§ Description of the task
Read the lines that follow and tally those with the word "احمد"; give the number and nothing else.

§ Input material
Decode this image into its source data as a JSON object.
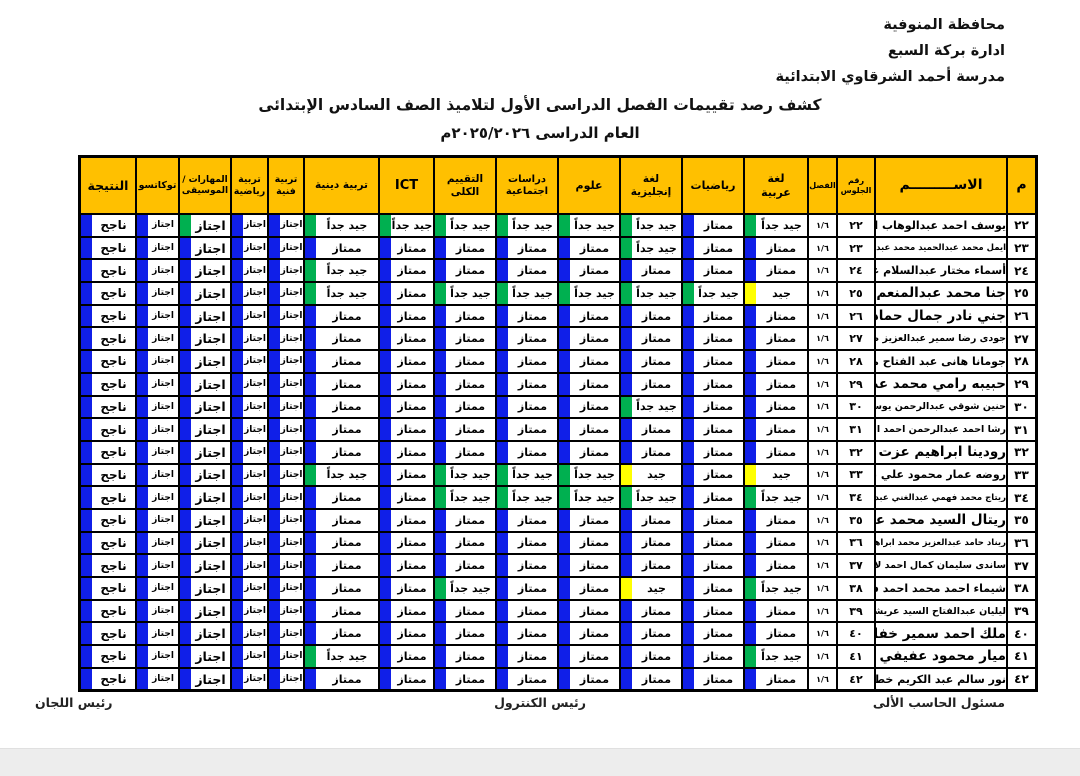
{
  "header": {
    "governorate": "محافظة المنوفية",
    "administration": "ادارة بركة السبع",
    "school": "مدرسة أحمد الشرقاوي الابتدائية",
    "title": "كشف رصد تقييمات الفصل الدراسى الأول لتلاميذ الصف السادس الإبتدائى",
    "academic_year": "العام الدراسى ٢٠٢٥/٢٠٢٦م"
  },
  "footer": {
    "right": "مسئول الحاسب الألى",
    "center": "رئيس الكنترول",
    "left": "رئيس اللجان"
  },
  "colors": {
    "header_bg": "#ffc000",
    "blue": "#101fe8",
    "green": "#00b050",
    "yellow": "#ffff00"
  },
  "table": {
    "columns": [
      {
        "key": "no",
        "lines": [
          "م"
        ]
      },
      {
        "key": "name",
        "lines": [
          "الاســـــــــم"
        ]
      },
      {
        "key": "seat",
        "lines": [
          "رقم",
          "الجلوس"
        ]
      },
      {
        "key": "cls",
        "lines": [
          "الفصل"
        ]
      },
      {
        "key": "arabic",
        "lines": [
          "لغة",
          "عربية"
        ]
      },
      {
        "key": "math",
        "lines": [
          "رياضيات"
        ]
      },
      {
        "key": "english",
        "lines": [
          "لغة",
          "إنجليزية"
        ]
      },
      {
        "key": "science",
        "lines": [
          "علوم"
        ]
      },
      {
        "key": "social",
        "lines": [
          "دراسات",
          "اجتماعية"
        ]
      },
      {
        "key": "overall",
        "lines": [
          "التقييم",
          "الكلى"
        ]
      },
      {
        "key": "ict",
        "lines": [
          "ICT"
        ]
      },
      {
        "key": "religion",
        "lines": [
          "تربية دينية"
        ]
      },
      {
        "key": "art",
        "lines": [
          "تربية",
          "فنية"
        ]
      },
      {
        "key": "pe",
        "lines": [
          "تربية",
          "رياضية"
        ]
      },
      {
        "key": "skills",
        "lines": [
          "المهارات /",
          "الموسيقى"
        ]
      },
      {
        "key": "tokkatsu",
        "lines": [
          "توكاتسو"
        ]
      },
      {
        "key": "result",
        "lines": [
          "النتيجة"
        ]
      }
    ],
    "mark_types": {
      "M": {
        "text": "ممتاز",
        "color": "blue"
      },
      "VG": {
        "text": "جيد جداً",
        "color": "green"
      },
      "G": {
        "text": "جيد",
        "color": "yellow"
      },
      "P": {
        "text": "اجتاز",
        "color": "blue"
      },
      "PG": {
        "text": "اجتاز",
        "color": "green"
      },
      "N": {
        "text": "ناجح",
        "color": "blue"
      }
    },
    "rows": [
      {
        "no": "٢٢",
        "name": "يوسف احمد عبدالوهاب الاكحل",
        "seat": "٢٢",
        "cls": "١/٦",
        "marks": [
          "VG",
          "M",
          "VG",
          "VG",
          "VG",
          "VG",
          "VG",
          "VG",
          "P",
          "P",
          "PG",
          "P",
          "N"
        ]
      },
      {
        "no": "٢٣",
        "name": "ايمل محمد عبدالحميد محمد عبد الخالق",
        "seat": "٢٣",
        "cls": "١/٦",
        "marks": [
          "M",
          "M",
          "VG",
          "M",
          "M",
          "M",
          "M",
          "M",
          "P",
          "P",
          "P",
          "P",
          "N"
        ]
      },
      {
        "no": "٢٤",
        "name": "أسماء مختار عبدالسلام عامر",
        "seat": "٢٤",
        "cls": "١/٦",
        "marks": [
          "M",
          "M",
          "M",
          "M",
          "M",
          "M",
          "M",
          "VG",
          "P",
          "P",
          "P",
          "P",
          "N"
        ]
      },
      {
        "no": "٢٥",
        "name": "جنا محمد عبدالمنعم بكر",
        "seat": "٢٥",
        "cls": "١/٦",
        "marks": [
          "G",
          "VG",
          "VG",
          "VG",
          "VG",
          "VG",
          "M",
          "VG",
          "P",
          "P",
          "P",
          "P",
          "N"
        ]
      },
      {
        "no": "٢٦",
        "name": "جني نادر جمال حماد",
        "seat": "٢٦",
        "cls": "١/٦",
        "marks": [
          "M",
          "M",
          "M",
          "M",
          "M",
          "M",
          "M",
          "M",
          "P",
          "P",
          "P",
          "P",
          "N"
        ]
      },
      {
        "no": "٢٧",
        "name": "جودى رضا سمير عبدالعزيز صالح",
        "seat": "٢٧",
        "cls": "١/٦",
        "marks": [
          "M",
          "M",
          "M",
          "M",
          "M",
          "M",
          "M",
          "M",
          "P",
          "P",
          "P",
          "P",
          "N"
        ]
      },
      {
        "no": "٢٨",
        "name": "جومانا هانى عبد الفتاح مطر",
        "seat": "٢٨",
        "cls": "١/٦",
        "marks": [
          "M",
          "M",
          "M",
          "M",
          "M",
          "M",
          "M",
          "M",
          "P",
          "P",
          "P",
          "P",
          "N"
        ]
      },
      {
        "no": "٢٩",
        "name": "حبيبه رامي محمد عطاالله",
        "seat": "٢٩",
        "cls": "١/٦",
        "marks": [
          "M",
          "M",
          "M",
          "M",
          "M",
          "M",
          "M",
          "M",
          "P",
          "P",
          "P",
          "P",
          "N"
        ]
      },
      {
        "no": "٣٠",
        "name": "حنين شوقي عبدالرحمن يوسف احمد",
        "seat": "٣٠",
        "cls": "١/٦",
        "marks": [
          "M",
          "M",
          "VG",
          "M",
          "M",
          "M",
          "M",
          "M",
          "P",
          "P",
          "P",
          "P",
          "N"
        ]
      },
      {
        "no": "٣١",
        "name": "رشا احمد عبدالرحمن احمد الشرقاوي",
        "seat": "٣١",
        "cls": "١/٦",
        "marks": [
          "M",
          "M",
          "M",
          "M",
          "M",
          "M",
          "M",
          "M",
          "P",
          "P",
          "P",
          "P",
          "N"
        ]
      },
      {
        "no": "٣٢",
        "name": "رودينا ابراهيم عزت دياب",
        "seat": "٣٢",
        "cls": "١/٦",
        "marks": [
          "M",
          "M",
          "M",
          "M",
          "M",
          "M",
          "M",
          "M",
          "P",
          "P",
          "P",
          "P",
          "N"
        ]
      },
      {
        "no": "٣٣",
        "name": "روضه عمار محمود علي نصار",
        "seat": "٣٣",
        "cls": "١/٦",
        "marks": [
          "G",
          "M",
          "G",
          "VG",
          "VG",
          "VG",
          "M",
          "VG",
          "P",
          "P",
          "P",
          "P",
          "N"
        ]
      },
      {
        "no": "٣٤",
        "name": "ريتاج محمد فهمي عبدالغني عبدالمقصود",
        "seat": "٣٤",
        "cls": "١/٦",
        "marks": [
          "VG",
          "M",
          "VG",
          "VG",
          "VG",
          "VG",
          "M",
          "M",
          "P",
          "P",
          "P",
          "P",
          "N"
        ]
      },
      {
        "no": "٣٥",
        "name": "ريتال السيد محمد عفيفى",
        "seat": "٣٥",
        "cls": "١/٦",
        "marks": [
          "M",
          "M",
          "M",
          "M",
          "M",
          "M",
          "M",
          "M",
          "P",
          "P",
          "P",
          "P",
          "N"
        ]
      },
      {
        "no": "٣٦",
        "name": "ريناد حامد عبدالعزيز محمد ابراهيم",
        "seat": "٣٦",
        "cls": "١/٦",
        "marks": [
          "M",
          "M",
          "M",
          "M",
          "M",
          "M",
          "M",
          "M",
          "P",
          "P",
          "P",
          "P",
          "N"
        ]
      },
      {
        "no": "٣٧",
        "name": "ساندى سليمان كمال احمد لاشين",
        "seat": "٣٧",
        "cls": "١/٦",
        "marks": [
          "M",
          "M",
          "M",
          "M",
          "M",
          "M",
          "M",
          "M",
          "P",
          "P",
          "P",
          "P",
          "N"
        ]
      },
      {
        "no": "٣٨",
        "name": "شيماء احمد محمد احمد فرغلى",
        "seat": "٣٨",
        "cls": "١/٦",
        "marks": [
          "VG",
          "M",
          "G",
          "M",
          "M",
          "VG",
          "M",
          "M",
          "P",
          "P",
          "P",
          "P",
          "N"
        ]
      },
      {
        "no": "٣٩",
        "name": "ليليان عبدالفتاح السيد عريشه",
        "seat": "٣٩",
        "cls": "١/٦",
        "marks": [
          "M",
          "M",
          "M",
          "M",
          "M",
          "M",
          "M",
          "M",
          "P",
          "P",
          "P",
          "P",
          "N"
        ]
      },
      {
        "no": "٤٠",
        "name": "ملك احمد سمير خفاجى",
        "seat": "٤٠",
        "cls": "١/٦",
        "marks": [
          "M",
          "M",
          "M",
          "M",
          "M",
          "M",
          "M",
          "M",
          "P",
          "P",
          "P",
          "P",
          "N"
        ]
      },
      {
        "no": "٤١",
        "name": "ميار محمود عفيفي بيومي",
        "seat": "٤١",
        "cls": "١/٦",
        "marks": [
          "VG",
          "M",
          "M",
          "M",
          "M",
          "M",
          "M",
          "VG",
          "P",
          "P",
          "P",
          "P",
          "N"
        ]
      },
      {
        "no": "٤٢",
        "name": "نور سالم عبد الكريم خطاب",
        "seat": "٤٢",
        "cls": "١/٦",
        "marks": [
          "M",
          "M",
          "M",
          "M",
          "M",
          "M",
          "M",
          "M",
          "P",
          "P",
          "P",
          "P",
          "N"
        ]
      }
    ]
  }
}
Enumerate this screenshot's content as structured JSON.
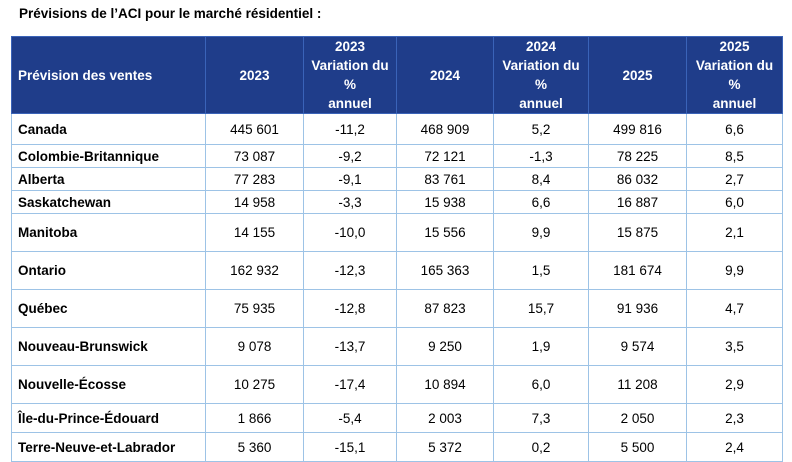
{
  "title": "Prévisions de l’ACI pour le marché résidentiel :",
  "table": {
    "headers": [
      "Prévision des ventes",
      "2023",
      "2023\nVariation du %\nannuel",
      "2024",
      "2024\nVariation du %\nannuel",
      "2025",
      "2025\nVariation du %\nannuel"
    ],
    "rows": [
      [
        "Canada",
        "445 601",
        "-11,2",
        "468 909",
        "5,2",
        "499 816",
        "6,6"
      ],
      [
        "Colombie-Britannique",
        "73 087",
        "-9,2",
        "72 121",
        "-1,3",
        "78 225",
        "8,5"
      ],
      [
        "Alberta",
        "77 283",
        "-9,1",
        "83 761",
        "8,4",
        "86 032",
        "2,7"
      ],
      [
        "Saskatchewan",
        "14 958",
        "-3,3",
        "15 938",
        "6,6",
        "16 887",
        "6,0"
      ],
      [
        "Manitoba",
        "14 155",
        "-10,0",
        "15 556",
        "9,9",
        "15 875",
        "2,1"
      ],
      [
        "Ontario",
        "162 932",
        "-12,3",
        "165 363",
        "1,5",
        "181 674",
        "9,9"
      ],
      [
        "Québec",
        "75 935",
        "-12,8",
        "87 823",
        "15,7",
        "91 936",
        "4,7"
      ],
      [
        "Nouveau-Brunswick",
        "9 078",
        "-13,7",
        "9 250",
        "1,9",
        "9 574",
        "3,5"
      ],
      [
        "Nouvelle-Écosse",
        "10 275",
        "-17,4",
        "10 894",
        "6,0",
        "11 208",
        "2,9"
      ],
      [
        "Île-du-Prince-Édouard",
        "1 866",
        "-5,4",
        "2 003",
        "7,3",
        "2 050",
        "2,3"
      ],
      [
        "Terre-Neuve-et-Labrador",
        "5 360",
        "-15,1",
        "5 372",
        "0,2",
        "5 500",
        "2,4"
      ]
    ]
  }
}
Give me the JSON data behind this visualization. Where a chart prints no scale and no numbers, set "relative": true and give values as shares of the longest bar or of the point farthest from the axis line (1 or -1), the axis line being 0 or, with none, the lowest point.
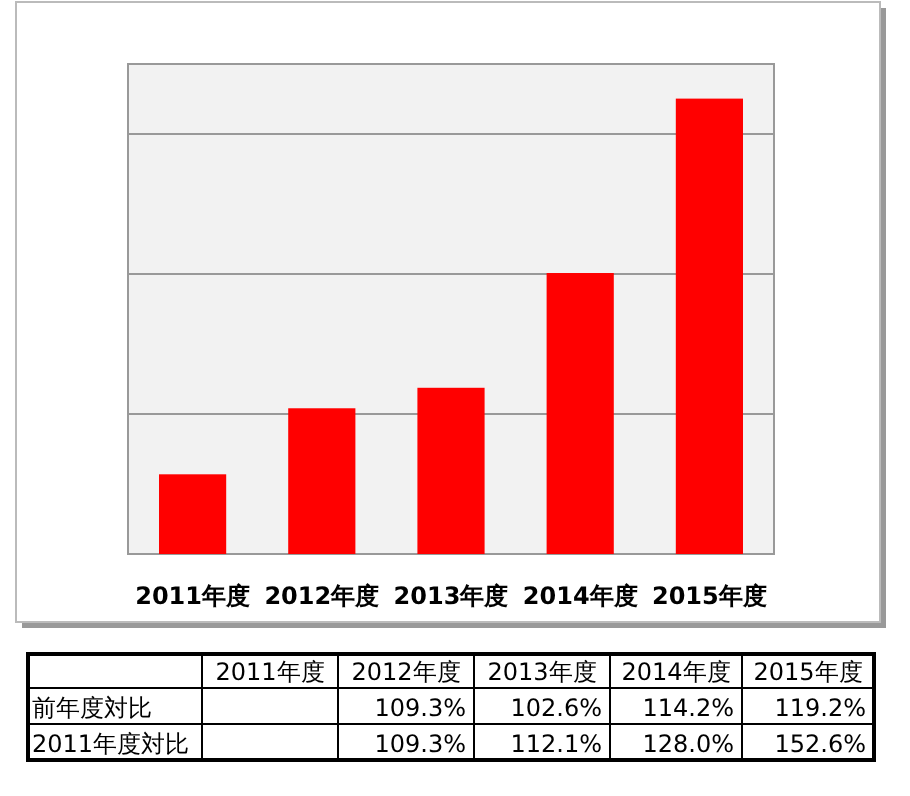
{
  "chart_data": {
    "type": "bar",
    "relative": true,
    "categories": [
      "2011年度",
      "2012年度",
      "2013年度",
      "2014年度",
      "2015年度"
    ],
    "values": [
      0.175,
      0.32,
      0.365,
      0.617,
      1
    ],
    "color": "#ff0000",
    "grid": true,
    "annotations": [
      "2011年度",
      "2012年度",
      "2013年度",
      "2014年度",
      "2015年度",
      "前年度対比",
      "109.3%",
      "102.6%",
      "114.2%",
      "119.2%",
      "2011年度対比",
      "109.3%",
      "112.1%",
      "128.0%",
      "152.6%"
    ]
  }
}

§ Solution to this task
6